## TASK
Please list all lines of the material below in which the string "Hispanic" occurs.

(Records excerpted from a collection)
* Start *
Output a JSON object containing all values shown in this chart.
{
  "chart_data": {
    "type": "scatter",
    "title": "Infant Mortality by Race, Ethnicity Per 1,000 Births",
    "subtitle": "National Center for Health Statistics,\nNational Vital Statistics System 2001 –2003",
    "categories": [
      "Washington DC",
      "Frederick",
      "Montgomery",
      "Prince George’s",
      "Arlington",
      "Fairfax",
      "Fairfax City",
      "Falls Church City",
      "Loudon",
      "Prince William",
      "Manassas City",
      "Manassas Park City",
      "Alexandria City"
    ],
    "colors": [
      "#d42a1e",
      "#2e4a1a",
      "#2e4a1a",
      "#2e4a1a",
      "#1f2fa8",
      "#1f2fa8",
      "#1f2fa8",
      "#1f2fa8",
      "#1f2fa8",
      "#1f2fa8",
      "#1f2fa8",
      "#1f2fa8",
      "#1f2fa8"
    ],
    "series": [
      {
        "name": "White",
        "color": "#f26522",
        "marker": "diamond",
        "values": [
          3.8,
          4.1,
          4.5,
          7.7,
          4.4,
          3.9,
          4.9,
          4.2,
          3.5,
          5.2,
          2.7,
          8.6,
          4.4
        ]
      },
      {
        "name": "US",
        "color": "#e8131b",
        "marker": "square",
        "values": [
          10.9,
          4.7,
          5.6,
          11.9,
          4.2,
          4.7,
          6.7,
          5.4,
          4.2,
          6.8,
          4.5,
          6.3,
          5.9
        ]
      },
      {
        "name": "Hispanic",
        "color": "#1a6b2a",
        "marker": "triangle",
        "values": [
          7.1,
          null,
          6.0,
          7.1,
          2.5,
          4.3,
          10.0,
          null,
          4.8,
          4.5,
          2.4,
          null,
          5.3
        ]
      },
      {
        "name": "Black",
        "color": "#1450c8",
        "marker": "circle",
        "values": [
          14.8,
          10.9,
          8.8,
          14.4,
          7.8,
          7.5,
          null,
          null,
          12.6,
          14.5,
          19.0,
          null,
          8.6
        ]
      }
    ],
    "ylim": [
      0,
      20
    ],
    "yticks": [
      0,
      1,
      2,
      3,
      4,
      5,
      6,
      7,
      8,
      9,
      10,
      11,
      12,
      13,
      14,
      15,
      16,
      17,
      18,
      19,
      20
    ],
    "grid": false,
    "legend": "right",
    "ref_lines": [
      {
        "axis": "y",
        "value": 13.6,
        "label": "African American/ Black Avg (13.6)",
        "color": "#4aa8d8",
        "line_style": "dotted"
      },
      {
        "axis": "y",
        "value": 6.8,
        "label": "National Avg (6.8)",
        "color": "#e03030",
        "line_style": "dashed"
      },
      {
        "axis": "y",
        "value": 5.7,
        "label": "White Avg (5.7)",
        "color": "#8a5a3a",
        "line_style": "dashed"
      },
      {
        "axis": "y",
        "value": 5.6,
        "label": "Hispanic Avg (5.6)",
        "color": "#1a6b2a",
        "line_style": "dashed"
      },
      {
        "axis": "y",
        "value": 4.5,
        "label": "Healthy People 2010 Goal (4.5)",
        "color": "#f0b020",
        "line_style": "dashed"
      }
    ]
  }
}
* End *
## RESPONSE FOR THIS EXERCISE
        "name": "Hispanic",
        "label": "Hispanic Avg (5.6)",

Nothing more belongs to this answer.